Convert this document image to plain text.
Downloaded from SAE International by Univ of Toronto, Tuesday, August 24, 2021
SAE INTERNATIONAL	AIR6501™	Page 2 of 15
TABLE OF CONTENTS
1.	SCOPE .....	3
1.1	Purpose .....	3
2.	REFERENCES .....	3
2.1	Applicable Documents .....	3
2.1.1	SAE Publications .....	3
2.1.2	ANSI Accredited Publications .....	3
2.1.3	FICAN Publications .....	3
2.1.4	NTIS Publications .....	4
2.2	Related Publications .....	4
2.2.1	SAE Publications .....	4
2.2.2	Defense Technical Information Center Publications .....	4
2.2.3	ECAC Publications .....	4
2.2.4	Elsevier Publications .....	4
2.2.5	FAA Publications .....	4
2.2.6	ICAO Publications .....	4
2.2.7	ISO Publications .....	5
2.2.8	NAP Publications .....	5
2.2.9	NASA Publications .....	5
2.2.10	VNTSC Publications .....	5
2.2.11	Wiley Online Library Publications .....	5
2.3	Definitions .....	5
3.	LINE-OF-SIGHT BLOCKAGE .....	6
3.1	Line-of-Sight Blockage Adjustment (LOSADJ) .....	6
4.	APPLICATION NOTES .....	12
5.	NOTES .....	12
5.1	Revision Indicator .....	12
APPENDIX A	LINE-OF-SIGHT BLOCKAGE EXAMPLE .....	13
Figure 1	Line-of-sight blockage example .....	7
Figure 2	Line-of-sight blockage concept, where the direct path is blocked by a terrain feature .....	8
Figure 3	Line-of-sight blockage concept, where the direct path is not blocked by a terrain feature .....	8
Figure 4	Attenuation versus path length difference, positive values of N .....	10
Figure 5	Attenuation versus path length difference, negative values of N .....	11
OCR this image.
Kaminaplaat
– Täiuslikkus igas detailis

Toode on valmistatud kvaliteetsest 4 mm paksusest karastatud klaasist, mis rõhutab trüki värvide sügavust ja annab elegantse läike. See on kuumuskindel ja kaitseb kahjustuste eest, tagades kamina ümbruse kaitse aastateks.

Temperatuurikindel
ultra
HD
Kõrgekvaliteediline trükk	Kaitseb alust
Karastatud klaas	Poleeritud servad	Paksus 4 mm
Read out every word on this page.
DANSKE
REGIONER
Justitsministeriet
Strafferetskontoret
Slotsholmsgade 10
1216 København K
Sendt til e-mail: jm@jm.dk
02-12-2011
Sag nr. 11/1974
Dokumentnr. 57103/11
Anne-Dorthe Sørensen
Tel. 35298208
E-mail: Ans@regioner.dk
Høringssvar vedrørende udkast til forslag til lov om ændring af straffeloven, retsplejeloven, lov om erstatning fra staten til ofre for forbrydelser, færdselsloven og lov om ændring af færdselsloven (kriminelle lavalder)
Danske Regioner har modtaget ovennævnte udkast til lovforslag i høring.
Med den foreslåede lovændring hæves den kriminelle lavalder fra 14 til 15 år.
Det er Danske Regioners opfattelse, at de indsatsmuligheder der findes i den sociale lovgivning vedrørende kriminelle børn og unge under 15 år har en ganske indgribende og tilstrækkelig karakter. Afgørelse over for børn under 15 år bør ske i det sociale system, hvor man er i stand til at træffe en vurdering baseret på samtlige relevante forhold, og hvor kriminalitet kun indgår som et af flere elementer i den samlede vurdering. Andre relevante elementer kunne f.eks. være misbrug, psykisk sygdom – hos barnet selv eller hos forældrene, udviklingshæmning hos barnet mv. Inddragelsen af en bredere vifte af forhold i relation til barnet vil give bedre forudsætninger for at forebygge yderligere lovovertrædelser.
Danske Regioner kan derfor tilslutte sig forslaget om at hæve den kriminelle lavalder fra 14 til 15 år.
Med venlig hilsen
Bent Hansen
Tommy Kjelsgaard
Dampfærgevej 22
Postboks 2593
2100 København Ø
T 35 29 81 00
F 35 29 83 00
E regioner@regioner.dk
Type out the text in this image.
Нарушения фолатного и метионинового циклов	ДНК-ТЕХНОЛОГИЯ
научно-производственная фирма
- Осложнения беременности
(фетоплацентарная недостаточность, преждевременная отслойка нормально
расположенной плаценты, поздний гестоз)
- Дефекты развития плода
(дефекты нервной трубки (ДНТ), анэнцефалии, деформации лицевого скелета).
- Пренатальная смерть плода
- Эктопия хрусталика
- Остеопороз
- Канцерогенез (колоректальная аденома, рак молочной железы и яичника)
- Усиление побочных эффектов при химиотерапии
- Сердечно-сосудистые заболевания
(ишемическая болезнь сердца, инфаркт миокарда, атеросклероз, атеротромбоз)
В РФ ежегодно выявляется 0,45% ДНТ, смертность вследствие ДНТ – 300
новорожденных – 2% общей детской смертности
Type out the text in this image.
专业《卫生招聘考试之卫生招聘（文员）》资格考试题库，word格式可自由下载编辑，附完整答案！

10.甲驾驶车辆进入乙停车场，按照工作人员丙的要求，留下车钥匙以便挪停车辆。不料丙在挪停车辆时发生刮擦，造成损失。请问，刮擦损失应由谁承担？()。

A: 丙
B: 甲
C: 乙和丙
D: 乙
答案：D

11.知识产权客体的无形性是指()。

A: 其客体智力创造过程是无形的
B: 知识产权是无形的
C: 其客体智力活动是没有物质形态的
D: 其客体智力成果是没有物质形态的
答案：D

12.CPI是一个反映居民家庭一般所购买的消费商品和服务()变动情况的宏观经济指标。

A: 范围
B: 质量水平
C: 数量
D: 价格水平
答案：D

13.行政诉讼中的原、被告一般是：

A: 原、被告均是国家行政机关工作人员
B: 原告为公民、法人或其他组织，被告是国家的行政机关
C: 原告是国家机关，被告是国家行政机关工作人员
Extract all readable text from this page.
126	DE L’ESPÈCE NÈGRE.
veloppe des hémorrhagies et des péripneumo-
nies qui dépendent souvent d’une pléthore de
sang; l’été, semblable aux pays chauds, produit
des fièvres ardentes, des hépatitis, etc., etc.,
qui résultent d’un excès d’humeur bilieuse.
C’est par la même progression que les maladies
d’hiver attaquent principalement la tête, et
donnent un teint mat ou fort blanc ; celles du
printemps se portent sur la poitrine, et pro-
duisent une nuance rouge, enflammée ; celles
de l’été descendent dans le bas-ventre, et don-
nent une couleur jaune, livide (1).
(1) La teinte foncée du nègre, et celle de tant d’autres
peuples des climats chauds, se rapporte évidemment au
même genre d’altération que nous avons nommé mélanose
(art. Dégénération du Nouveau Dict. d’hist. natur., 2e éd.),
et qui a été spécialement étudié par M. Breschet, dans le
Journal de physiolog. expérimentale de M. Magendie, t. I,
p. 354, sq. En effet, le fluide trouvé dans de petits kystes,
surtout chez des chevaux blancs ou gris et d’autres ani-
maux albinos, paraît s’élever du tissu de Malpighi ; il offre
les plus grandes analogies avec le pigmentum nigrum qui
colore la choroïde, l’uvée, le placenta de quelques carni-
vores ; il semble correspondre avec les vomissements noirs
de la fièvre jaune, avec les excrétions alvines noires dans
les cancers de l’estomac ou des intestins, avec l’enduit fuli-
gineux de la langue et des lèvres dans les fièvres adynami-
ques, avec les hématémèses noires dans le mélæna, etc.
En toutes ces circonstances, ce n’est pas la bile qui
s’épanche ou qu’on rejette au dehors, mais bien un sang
----------------
*WHAT THE EXERCISE ASKS*
Your answer should be a single number: the count of lines in the entries that contain the word "from".

*IN RESPONSE*
2